* _INSTRUCCIONES Y REQUISITOS_:
Determina si cada una de las afirmaciones numeradas concuerda con el texto sobre Dorothy Parker y contesta sí o no, acompañando cada respuesta de la cita literal que lo decide.
1. El volumen está editado por Lumen y tiene además una edición de bolsillo.
2. Los personajes de los cuentos pertenecen por lo general a las clases bajas.
3. Basta con querer ser un gran ironista para llegar a serlo.

* _FRAGMENTO PROPORCIONADO_:
##############################

Lo sepa o no, quien no ha leído a Dorothy Parker (Nueva Jersey, 1893 – Nueva York, 1967) se niega la placentera y fructífera oportunidad de educarse en el siempre útil arte de la ironía. Y no me refiero a la ironía entendida como esa pantomima atropellada que practican, especialmente, políticos y periodistas por escrito, o en vivo y en directo, pálido reflejo de lo que habría de ser una sana acidez verbal, sino más bien al nivel más agudo e incisivo de dicho arte, el de decir lo que no se dice diciendo lo contrario de lo que se quiere decir. Pero diciéndolo con oscura e impasible gracia, claro. Ahora bien, como con todo, sucede aquí que querer ser un gran ironista no es poder ser un gran ironista, pues hace falta también una cierta predisposición u aptitud innata para ser bueno en algo, para dominarlo con solvencia, incluso la ironía. Pero no se alarmen, todo aquel que lea este libro saldrá renovado y mejorado en el sarcasmo: en esto, la escritora norteamericana es más que una maestra, es una escuela.

Prueba de ello, muestra de sus afiladas dotes literarias que a mí tanto me divierten, es este inapreciable volumen que contiene el grueso de sus historias, editado por Lumen en cartoné y que cuenta también con una edición más económica de bolsillo. Dorothy Parker dispuso en sus cuentos, que son una suerte de cuadritos sucintamente escuetos pero altamente incisivos, pinturas que cabrían en platos decorativos, toda la avaricia, toda la sumisión, toda la verborrea, todo el egocentrismo, todo el resentimiento y todos los celos que puede dar, intensamente, esa porción de la especie humana a la que llamamos civilizada. Lo hizo con historias de corte ligero en las que intervienen pocos personajes: todos ellos pertenecientes, las más de las veces, a las clases medias y altas norteamericanas de la primera mitad del pasado siglo. A veces es tan cruel que uno se siente mal al sonreír ante la afectación, pensamientos o maneras de sus humanas creaciones. Pero uno se ríe igual, claro.

##############################

* _SEGMENTO DE DATOS_:

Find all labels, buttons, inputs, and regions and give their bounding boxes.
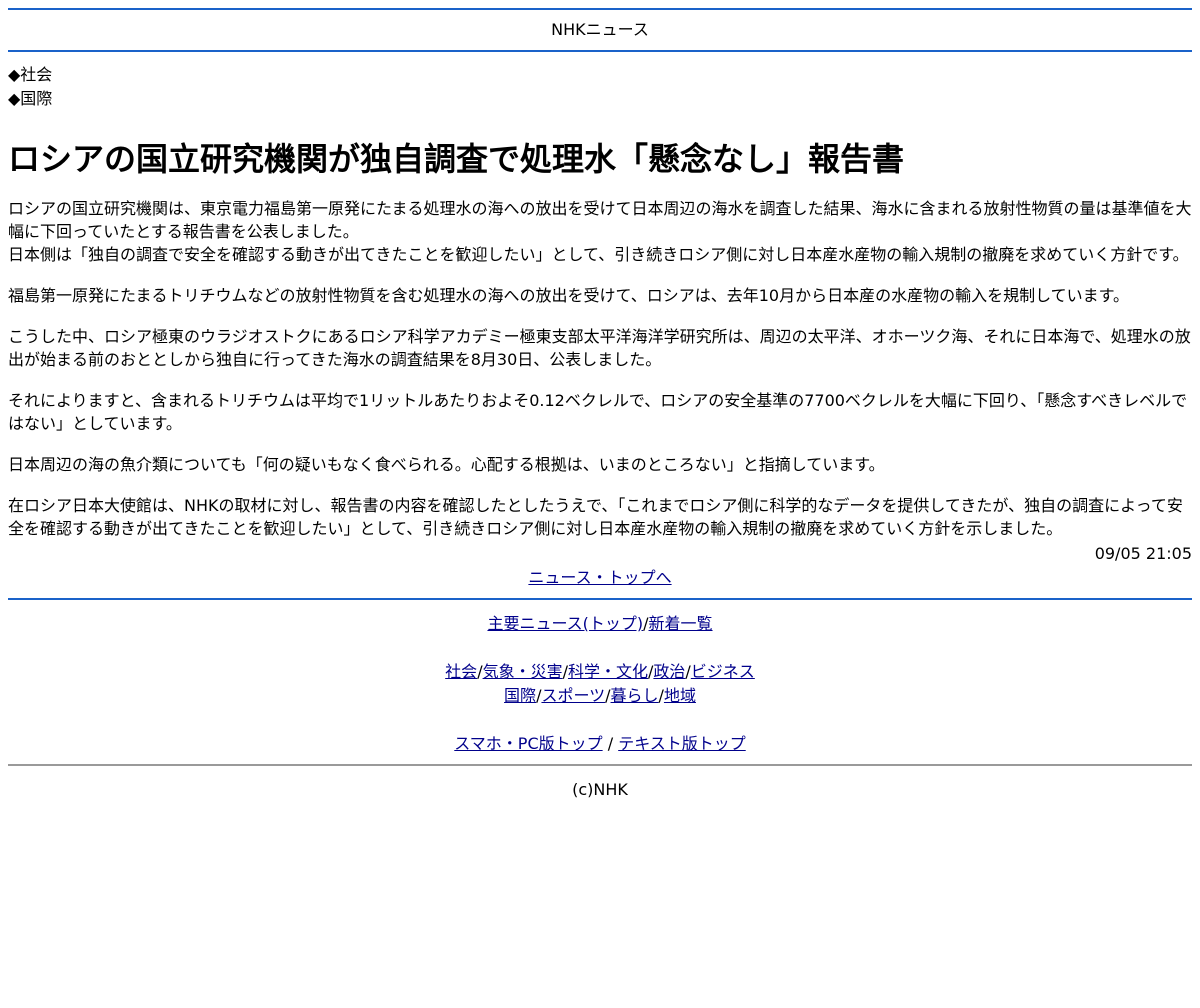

##############################

* _RESULTADO DEL EJERCICIO_:
1. Sí: «editado por Lumen en cartoné y que cuenta también con una edición más económica de bolsillo».
2. No: «pertenecientes, las más de las veces, a las clases medias y altas norteamericanas de la primera mitad del pasado siglo».
3. No: «querer ser un gran ironista no es poder ser un gran ironista».